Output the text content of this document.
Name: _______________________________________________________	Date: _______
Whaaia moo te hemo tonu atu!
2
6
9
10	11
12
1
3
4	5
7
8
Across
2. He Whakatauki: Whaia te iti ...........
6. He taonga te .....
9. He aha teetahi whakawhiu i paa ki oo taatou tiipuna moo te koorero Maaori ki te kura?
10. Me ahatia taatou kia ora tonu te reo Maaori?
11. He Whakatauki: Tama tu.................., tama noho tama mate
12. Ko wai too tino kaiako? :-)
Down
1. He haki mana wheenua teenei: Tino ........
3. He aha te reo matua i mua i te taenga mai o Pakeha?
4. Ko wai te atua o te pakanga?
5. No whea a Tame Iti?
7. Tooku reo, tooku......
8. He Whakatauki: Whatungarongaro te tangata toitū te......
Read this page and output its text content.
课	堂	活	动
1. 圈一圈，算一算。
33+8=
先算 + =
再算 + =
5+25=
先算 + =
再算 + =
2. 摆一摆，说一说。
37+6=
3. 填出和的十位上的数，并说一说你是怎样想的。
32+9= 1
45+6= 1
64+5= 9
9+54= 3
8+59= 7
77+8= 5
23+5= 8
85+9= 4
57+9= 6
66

• **Task directions**: Transcribe every entry exactly.

• **Solved exercise**:
Output the text content of this document.
Name: _______________________________________________________	Date: _______
Whaaia moo te hemo tonu atu!
2
6
9
10	11
12
1
3
4	5
7
8
Across
2. He Whakatauki: Whaia te iti ...........
6. He taonga te .....
9. He aha teetahi whakawhiu i paa ki oo taatou tiipuna moo te koorero Maaori ki te kura?
10. Me ahatia taatou kia ora tonu te reo Maaori?
11. He Whakatauki: Tama tu.................., tama noho tama mate
12. Ko wai too tino kaiako? :-)
Down
1. He haki mana wheenua teenei: Tino ........
3. He aha te reo matua i mua i te taenga mai o Pakeha?
4. Ko wai te atua o te pakanga?
5. No whea a Tame Iti?
7. Tooku reo, tooku......
8. He Whakatauki: Whatungarongaro te tangata toitū te......
Read this page and output its text content.
课	堂	活	动
1. 圈一圈，算一算。
33+8=
先算 + =
再算 + =
5+25=
先算 + =
再算 + =
2. 摆一摆，说一说。
37+6=
3. 填出和的十位上的数，并说一说你是怎样想的。
32+9= 1
45+6= 1
64+5= 9
9+54= 3
8+59= 7
77+8= 5
23+5= 8
85+9= 4
57+9= 6
66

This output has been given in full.